Written instruction = Only the run of lines from the one containing "Decode this image" through the last line should be returned, exactly as written.

Data excerpts
******************************

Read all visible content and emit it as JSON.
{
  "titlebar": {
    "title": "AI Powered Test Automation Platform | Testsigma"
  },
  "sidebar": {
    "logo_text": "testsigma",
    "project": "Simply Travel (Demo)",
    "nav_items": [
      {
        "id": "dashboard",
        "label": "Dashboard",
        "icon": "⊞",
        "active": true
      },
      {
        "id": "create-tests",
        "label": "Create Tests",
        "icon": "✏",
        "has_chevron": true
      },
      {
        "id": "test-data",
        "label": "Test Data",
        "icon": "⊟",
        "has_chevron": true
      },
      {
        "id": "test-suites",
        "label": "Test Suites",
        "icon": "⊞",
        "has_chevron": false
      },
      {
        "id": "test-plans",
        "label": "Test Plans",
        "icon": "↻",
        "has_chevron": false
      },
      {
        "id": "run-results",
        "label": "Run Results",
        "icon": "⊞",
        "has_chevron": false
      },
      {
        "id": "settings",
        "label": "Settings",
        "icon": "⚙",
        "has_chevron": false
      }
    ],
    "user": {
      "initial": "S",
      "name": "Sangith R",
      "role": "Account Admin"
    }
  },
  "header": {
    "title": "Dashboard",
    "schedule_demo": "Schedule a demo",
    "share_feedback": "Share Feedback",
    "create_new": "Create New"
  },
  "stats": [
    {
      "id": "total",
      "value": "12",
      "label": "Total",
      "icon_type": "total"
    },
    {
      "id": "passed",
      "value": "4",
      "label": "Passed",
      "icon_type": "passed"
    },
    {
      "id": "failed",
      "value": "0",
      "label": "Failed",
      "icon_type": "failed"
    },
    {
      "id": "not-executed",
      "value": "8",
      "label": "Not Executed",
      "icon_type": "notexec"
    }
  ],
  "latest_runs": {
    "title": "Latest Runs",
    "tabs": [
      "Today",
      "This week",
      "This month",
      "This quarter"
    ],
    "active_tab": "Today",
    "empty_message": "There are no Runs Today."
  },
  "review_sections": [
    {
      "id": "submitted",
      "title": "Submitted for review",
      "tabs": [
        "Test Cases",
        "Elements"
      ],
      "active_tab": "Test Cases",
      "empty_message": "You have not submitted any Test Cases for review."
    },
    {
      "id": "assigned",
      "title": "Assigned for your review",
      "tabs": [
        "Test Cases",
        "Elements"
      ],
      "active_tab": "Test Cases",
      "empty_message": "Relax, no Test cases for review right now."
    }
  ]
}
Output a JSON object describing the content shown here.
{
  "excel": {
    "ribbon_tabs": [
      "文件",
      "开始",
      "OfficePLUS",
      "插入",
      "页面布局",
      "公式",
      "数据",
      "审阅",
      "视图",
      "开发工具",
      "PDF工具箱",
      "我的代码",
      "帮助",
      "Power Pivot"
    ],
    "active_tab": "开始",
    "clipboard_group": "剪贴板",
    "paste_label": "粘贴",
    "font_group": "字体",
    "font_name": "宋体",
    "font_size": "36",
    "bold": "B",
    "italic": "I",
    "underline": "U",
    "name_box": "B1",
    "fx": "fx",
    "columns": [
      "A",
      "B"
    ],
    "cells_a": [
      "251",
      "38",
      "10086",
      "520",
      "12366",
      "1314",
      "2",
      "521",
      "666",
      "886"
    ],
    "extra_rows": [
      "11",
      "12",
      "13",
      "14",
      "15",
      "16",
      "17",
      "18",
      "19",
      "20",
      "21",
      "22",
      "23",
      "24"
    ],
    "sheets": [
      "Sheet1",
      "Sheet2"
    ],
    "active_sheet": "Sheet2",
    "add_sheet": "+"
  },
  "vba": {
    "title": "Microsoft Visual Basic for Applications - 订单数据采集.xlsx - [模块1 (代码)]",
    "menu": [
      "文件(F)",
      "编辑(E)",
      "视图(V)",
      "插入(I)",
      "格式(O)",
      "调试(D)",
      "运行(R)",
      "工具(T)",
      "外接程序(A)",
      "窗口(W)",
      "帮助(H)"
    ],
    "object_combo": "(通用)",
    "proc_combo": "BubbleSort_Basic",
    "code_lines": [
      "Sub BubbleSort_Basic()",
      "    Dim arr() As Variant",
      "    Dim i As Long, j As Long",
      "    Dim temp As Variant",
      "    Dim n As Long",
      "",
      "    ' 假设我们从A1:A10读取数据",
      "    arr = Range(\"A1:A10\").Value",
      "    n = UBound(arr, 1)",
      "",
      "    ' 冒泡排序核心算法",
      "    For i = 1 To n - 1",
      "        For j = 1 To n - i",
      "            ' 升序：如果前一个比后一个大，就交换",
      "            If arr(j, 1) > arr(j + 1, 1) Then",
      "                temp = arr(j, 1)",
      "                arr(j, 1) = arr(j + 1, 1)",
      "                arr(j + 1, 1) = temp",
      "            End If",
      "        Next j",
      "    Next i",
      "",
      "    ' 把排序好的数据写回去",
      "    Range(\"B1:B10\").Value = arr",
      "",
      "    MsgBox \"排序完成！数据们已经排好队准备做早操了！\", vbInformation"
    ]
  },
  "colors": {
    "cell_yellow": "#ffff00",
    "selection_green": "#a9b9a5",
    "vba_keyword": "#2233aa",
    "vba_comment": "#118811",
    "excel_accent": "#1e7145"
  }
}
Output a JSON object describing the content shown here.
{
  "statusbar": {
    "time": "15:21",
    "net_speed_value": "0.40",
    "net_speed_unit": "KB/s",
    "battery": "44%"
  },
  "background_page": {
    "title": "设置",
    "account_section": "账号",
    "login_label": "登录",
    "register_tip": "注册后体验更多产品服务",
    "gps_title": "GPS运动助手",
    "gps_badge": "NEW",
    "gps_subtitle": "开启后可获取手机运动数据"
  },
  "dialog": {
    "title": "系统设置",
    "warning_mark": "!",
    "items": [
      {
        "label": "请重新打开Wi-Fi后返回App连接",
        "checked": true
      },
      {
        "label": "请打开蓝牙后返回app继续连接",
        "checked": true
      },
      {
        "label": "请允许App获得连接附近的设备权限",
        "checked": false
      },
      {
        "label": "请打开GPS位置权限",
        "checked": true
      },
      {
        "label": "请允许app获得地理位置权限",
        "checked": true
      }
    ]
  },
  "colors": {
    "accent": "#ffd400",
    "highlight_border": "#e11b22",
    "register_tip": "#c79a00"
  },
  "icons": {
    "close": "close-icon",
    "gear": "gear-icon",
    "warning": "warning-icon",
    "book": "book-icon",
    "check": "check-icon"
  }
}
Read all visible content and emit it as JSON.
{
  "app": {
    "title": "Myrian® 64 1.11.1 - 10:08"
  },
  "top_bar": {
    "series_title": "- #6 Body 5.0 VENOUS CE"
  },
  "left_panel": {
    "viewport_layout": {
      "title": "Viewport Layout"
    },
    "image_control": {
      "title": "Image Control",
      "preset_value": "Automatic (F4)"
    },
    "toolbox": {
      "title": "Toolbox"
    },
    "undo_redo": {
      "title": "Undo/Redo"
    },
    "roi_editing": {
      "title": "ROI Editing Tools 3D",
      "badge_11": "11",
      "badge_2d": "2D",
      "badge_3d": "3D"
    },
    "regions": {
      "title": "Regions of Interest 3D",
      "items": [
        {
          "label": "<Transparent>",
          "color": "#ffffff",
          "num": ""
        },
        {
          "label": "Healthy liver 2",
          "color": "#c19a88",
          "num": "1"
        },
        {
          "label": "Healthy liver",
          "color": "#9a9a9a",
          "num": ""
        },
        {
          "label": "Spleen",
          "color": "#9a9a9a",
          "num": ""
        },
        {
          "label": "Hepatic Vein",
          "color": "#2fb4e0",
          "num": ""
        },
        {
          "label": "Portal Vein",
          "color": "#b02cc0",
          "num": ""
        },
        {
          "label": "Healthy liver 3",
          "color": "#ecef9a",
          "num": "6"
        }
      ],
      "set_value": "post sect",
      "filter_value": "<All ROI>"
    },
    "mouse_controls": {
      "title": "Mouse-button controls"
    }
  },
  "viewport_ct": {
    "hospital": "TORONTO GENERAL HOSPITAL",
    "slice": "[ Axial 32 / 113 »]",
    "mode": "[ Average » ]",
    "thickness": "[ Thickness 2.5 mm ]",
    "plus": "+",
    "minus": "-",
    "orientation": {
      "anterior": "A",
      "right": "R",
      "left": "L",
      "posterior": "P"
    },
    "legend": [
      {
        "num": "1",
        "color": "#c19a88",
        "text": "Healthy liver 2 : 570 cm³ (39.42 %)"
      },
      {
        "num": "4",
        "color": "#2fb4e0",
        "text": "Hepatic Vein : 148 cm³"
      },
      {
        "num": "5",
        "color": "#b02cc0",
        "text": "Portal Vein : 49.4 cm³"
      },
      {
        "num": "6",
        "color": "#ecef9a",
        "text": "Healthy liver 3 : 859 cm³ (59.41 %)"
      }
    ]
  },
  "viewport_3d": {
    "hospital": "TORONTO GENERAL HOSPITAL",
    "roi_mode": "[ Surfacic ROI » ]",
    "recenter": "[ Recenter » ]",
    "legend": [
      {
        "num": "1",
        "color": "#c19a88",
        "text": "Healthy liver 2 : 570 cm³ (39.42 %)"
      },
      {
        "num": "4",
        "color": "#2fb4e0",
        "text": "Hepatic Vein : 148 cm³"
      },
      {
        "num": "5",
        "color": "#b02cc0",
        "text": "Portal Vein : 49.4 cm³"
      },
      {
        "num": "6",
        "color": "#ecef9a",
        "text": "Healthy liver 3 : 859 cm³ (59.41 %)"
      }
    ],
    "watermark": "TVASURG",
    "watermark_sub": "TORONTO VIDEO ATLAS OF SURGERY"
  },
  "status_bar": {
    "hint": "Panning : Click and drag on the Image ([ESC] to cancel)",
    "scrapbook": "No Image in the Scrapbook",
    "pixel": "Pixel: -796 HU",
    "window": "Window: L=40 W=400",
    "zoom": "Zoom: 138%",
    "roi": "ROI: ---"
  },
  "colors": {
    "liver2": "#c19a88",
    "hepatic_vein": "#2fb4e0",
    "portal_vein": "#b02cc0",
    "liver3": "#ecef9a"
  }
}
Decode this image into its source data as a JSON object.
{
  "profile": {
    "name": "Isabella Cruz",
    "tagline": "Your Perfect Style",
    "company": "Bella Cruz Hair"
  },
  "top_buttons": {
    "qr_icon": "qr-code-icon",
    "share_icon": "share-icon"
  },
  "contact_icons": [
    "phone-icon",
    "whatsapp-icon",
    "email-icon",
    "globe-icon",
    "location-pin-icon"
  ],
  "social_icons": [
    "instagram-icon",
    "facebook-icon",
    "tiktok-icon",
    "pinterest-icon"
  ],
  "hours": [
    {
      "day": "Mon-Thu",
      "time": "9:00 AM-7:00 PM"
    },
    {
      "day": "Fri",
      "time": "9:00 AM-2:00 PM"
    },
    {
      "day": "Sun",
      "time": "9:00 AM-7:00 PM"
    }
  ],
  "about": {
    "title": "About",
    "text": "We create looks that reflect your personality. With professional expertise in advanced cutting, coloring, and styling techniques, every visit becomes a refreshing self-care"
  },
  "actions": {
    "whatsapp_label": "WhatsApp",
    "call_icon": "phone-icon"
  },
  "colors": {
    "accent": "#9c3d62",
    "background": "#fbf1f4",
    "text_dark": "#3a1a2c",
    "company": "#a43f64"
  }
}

******************************

Solution =
Decode this image into its source data as a JSON object.
{
  "profile": {
    "name": "Isabella Cruz",
    "tagline": "Your Perfect Style",
    "company": "Bella Cruz Hair"
  },
  "top_buttons": {
    "qr_icon": "qr-code-icon",
    "share_icon": "share-icon"
  },
  "contact_icons": [
    "phone-icon",
    "whatsapp-icon",
    "email-icon",
    "globe-icon",
    "location-pin-icon"
  ],
  "social_icons": [
    "instagram-icon",
    "facebook-icon",
    "tiktok-icon",
    "pinterest-icon"
  ],
  "hours": [
    {
      "day": "Mon-Thu",
      "time": "9:00 AM-7:00 PM"
    },
    {
      "day": "Fri",
      "time": "9:00 AM-2:00 PM"
    },
    {
      "day": "Sun",
      "time": "9:00 AM-7:00 PM"
    }
  ],
  "about": {
    "title": "About",
    "text": "We create looks that reflect your personality. With professional expertise in advanced cutting, coloring, and styling techniques, every visit becomes a refreshing self-care"
  },
  "actions": {
    "whatsapp_label": "WhatsApp",
    "call_icon": "phone-icon"
  },
  "colors": {
    "accent": "#9c3d62",
    "background": "#fbf1f4",
    "text_dark": "#3a1a2c",
    "company": "#a43f64"
  }
}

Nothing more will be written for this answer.